**Recorded data**
━━━━━━━━

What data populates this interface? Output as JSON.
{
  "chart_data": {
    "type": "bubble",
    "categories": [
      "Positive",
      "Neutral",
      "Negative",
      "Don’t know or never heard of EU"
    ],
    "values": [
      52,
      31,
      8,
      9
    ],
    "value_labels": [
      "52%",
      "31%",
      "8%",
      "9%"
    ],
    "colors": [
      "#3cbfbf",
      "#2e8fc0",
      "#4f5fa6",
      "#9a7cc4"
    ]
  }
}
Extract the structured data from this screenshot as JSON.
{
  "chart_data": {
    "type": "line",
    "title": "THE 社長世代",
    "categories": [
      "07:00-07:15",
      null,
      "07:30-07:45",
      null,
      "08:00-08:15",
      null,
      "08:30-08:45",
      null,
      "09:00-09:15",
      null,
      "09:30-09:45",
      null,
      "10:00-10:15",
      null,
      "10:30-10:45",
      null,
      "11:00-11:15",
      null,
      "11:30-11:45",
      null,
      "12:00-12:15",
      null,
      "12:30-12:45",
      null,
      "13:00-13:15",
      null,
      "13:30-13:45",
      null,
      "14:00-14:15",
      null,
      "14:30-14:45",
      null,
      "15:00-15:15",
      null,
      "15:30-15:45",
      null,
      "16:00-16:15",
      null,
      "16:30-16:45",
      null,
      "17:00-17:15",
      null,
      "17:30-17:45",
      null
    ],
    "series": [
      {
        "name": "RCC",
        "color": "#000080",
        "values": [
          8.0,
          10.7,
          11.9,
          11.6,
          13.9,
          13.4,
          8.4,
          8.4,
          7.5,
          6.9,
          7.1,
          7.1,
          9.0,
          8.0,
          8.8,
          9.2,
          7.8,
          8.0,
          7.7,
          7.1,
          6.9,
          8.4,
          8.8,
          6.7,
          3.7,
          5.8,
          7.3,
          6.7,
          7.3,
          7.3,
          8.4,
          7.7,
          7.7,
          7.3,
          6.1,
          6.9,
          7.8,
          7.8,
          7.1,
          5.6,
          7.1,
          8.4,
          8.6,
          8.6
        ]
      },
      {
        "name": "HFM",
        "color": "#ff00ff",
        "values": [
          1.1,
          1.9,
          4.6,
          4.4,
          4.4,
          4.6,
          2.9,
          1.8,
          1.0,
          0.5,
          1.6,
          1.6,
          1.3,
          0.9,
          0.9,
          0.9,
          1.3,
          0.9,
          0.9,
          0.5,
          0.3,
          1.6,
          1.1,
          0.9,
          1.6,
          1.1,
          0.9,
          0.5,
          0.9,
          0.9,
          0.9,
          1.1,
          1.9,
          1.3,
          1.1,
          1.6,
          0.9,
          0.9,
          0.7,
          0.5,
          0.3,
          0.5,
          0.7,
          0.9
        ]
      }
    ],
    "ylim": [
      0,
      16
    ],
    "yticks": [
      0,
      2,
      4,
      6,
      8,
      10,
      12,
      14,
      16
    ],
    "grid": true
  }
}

━━━━━━━━

**Description of the task**
Retype the listing. Match it exactly.

**Answer**
What data populates this interface? Output as JSON.
{
  "chart_data": {
    "type": "bubble",
    "categories": [
      "Positive",
      "Neutral",
      "Negative",
      "Don’t know or never heard of EU"
    ],
    "values": [
      52,
      31,
      8,
      9
    ],
    "value_labels": [
      "52%",
      "31%",
      "8%",
      "9%"
    ],
    "colors": [
      "#3cbfbf",
      "#2e8fc0",
      "#4f5fa6",
      "#9a7cc4"
    ]
  }
}
Extract the structured data from this screenshot as JSON.
{
  "chart_data": {
    "type": "line",
    "title": "THE 社長世代",
    "categories": [
      "07:00-07:15",
      null,
      "07:30-07:45",
      null,
      "08:00-08:15",
      null,
      "08:30-08:45",
      null,
      "09:00-09:15",
      null,
      "09:30-09:45",
      null,
      "10:00-10:15",
      null,
      "10:30-10:45",
      null,
      "11:00-11:15",
      null,
      "11:30-11:45",
      null,
      "12:00-12:15",
      null,
      "12:30-12:45",
      null,
      "13:00-13:15",
      null,
      "13:30-13:45",
      null,
      "14:00-14:15",
      null,
      "14:30-14:45",
      null,
      "15:00-15:15",
      null,
      "15:30-15:45",
      null,
      "16:00-16:15",
      null,
      "16:30-16:45",
      null,
      "17:00-17:15",
      null,
      "17:30-17:45",
      null
    ],
    "series": [
      {
        "name": "RCC",
        "color": "#000080",
        "values": [
          8.0,
          10.7,
          11.9,
          11.6,
          13.9,
          13.4,
          8.4,
          8.4,
          7.5,
          6.9,
          7.1,
          7.1,
          9.0,
          8.0,
          8.8,
          9.2,
          7.8,
          8.0,
          7.7,
          7.1,
          6.9,
          8.4,
          8.8,
          6.7,
          3.7,
          5.8,
          7.3,
          6.7,
          7.3,
          7.3,
          8.4,
          7.7,
          7.7,
          7.3,
          6.1,
          6.9,
          7.8,
          7.8,
          7.1,
          5.6,
          7.1,
          8.4,
          8.6,
          8.6
        ]
      },
      {
        "name": "HFM",
        "color": "#ff00ff",
        "values": [
          1.1,
          1.9,
          4.6,
          4.4,
          4.4,
          4.6,
          2.9,
          1.8,
          1.0,
          0.5,
          1.6,
          1.6,
          1.3,
          0.9,
          0.9,
          0.9,
          1.3,
          0.9,
          0.9,
          0.5,
          0.3,
          1.6,
          1.1,
          0.9,
          1.6,
          1.1,
          0.9,
          0.5,
          0.9,
          0.9,
          0.9,
          1.1,
          1.9,
          1.3,
          1.1,
          1.6,
          0.9,
          0.9,
          0.7,
          0.5,
          0.3,
          0.5,
          0.7,
          0.9
        ]
      }
    ],
    "ylim": [
      0,
      16
    ],
    "yticks": [
      0,
      2,
      4,
      6,
      8,
      10,
      12,
      14,
      16
    ],
    "grid": true
  }
}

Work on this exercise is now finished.